WHAT IS EXPECTED:
In the records that follow, show each line where the word "LAST" is present.

Entries with figure data:
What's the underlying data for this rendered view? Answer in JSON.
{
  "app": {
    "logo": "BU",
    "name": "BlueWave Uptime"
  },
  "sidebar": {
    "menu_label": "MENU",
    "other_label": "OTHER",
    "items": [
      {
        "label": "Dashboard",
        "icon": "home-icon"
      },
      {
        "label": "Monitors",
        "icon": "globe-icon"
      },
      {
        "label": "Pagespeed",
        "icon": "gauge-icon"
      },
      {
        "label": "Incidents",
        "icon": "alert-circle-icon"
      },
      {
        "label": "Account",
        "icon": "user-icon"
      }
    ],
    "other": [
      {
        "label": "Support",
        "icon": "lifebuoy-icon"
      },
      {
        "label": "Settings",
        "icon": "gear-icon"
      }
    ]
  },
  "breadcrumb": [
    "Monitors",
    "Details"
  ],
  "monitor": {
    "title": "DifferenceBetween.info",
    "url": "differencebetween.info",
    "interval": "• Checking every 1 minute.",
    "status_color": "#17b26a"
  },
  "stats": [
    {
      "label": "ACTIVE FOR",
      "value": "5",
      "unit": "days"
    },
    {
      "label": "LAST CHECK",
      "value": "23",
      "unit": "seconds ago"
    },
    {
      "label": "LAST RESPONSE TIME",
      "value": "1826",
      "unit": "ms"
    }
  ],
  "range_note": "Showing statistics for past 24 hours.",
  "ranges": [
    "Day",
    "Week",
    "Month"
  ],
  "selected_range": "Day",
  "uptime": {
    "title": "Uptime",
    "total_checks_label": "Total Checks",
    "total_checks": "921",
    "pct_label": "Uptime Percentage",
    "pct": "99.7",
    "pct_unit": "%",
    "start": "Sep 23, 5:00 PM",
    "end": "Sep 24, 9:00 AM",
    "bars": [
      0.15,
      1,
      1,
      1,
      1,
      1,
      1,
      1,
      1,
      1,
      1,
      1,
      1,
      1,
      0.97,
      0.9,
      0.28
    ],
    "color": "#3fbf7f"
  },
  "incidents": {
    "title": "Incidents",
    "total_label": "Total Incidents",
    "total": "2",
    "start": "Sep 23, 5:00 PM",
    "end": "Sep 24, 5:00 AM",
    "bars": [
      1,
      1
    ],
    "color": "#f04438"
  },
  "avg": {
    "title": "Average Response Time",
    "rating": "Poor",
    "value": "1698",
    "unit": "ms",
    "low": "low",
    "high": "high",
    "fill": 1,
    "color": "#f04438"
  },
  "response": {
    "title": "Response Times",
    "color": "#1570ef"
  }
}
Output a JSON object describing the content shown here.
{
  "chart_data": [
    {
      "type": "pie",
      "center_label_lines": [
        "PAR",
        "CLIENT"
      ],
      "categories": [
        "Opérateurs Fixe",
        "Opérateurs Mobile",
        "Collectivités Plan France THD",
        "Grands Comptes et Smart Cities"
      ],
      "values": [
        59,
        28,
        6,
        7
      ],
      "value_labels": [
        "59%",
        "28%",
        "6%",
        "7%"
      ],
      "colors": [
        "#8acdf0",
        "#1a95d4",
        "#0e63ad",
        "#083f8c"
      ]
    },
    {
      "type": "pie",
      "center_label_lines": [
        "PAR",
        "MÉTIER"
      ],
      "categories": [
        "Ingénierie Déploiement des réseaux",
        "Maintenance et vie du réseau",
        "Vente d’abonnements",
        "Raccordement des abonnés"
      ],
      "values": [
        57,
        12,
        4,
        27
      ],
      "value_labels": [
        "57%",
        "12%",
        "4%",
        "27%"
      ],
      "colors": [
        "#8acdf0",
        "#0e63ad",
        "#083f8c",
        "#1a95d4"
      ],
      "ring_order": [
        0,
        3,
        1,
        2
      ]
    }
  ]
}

SOLUTION TO THE EXERCISE:
      "label": "LAST CHECK",
      "label": "LAST RESPONSE TIME",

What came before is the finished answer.